Transcribe all the entries word for word, omitting any pictures they contain.

— Start DATA FOR THE TASK —

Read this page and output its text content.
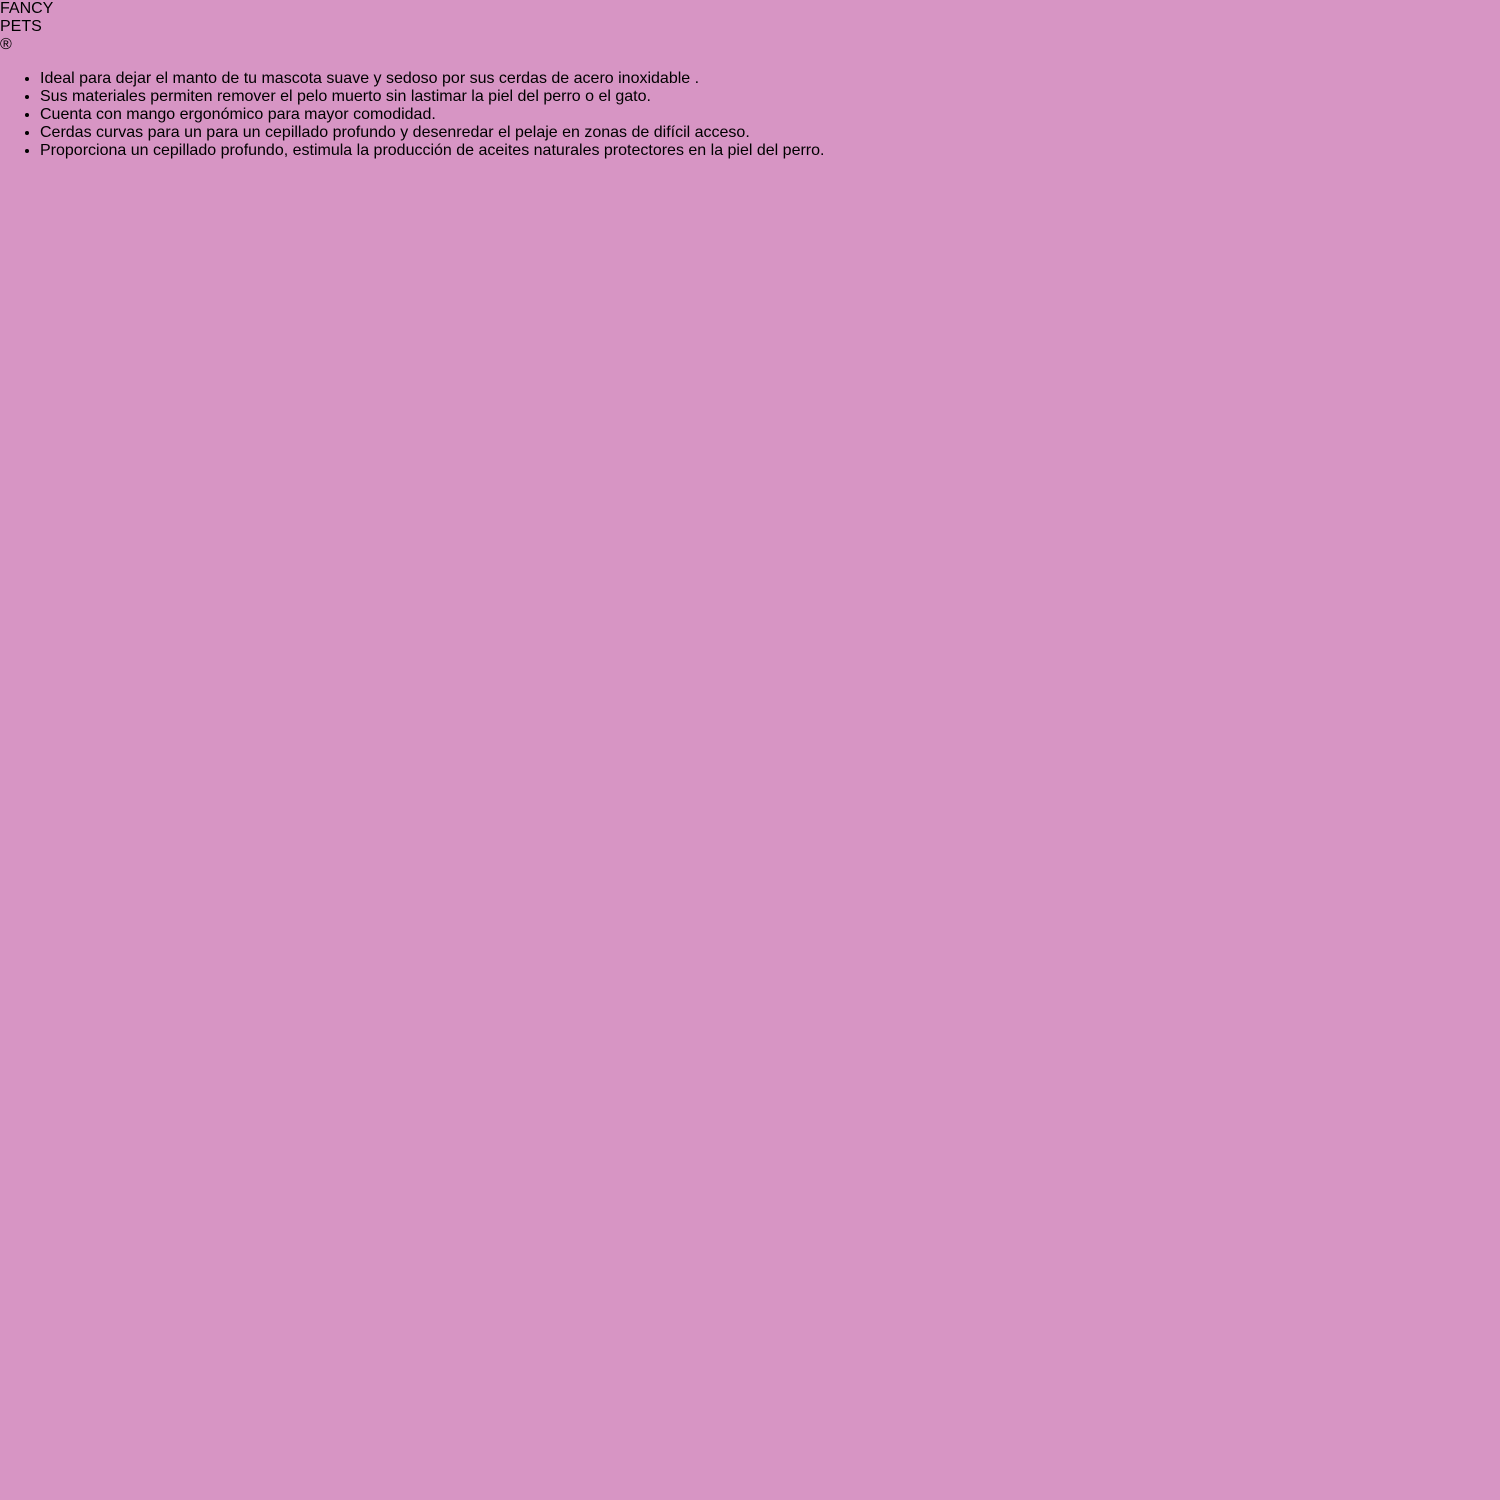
FANCY
PETS
®
• Ideal para dejar el manto de tu mascota suave y sedoso por sus cerdas de acero inoxidable .
• Sus materiales permiten remover el pelo muerto sin lastimar la piel del perro o el gato.
• Cuenta con mango ergonómico para mayor comodidad.
• Cerdas curvas para un para un cepillado profundo y desenredar el pelaje en zonas de difícil acceso.
• Proporciona un cepillado profundo, estimula la producción de aceites naturales protectores en la piel del perro.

— End DATA FOR THE TASK —

WORKED SOLUTION
Read this page and output its text content.
FANCY
PETS
®
• Ideal para dejar el manto de tu mascota suave y sedoso por sus cerdas de acero inoxidable .
• Sus materiales permiten remover el pelo muerto sin lastimar la piel del perro o el gato.
• Cuenta con mango ergonómico para mayor comodidad.
• Cerdas curvas para un para un cepillado profundo y desenredar el pelaje en zonas de difícil acceso.
• Proporciona un cepillado profundo, estimula la producción de aceites naturales protectores en la piel del perro.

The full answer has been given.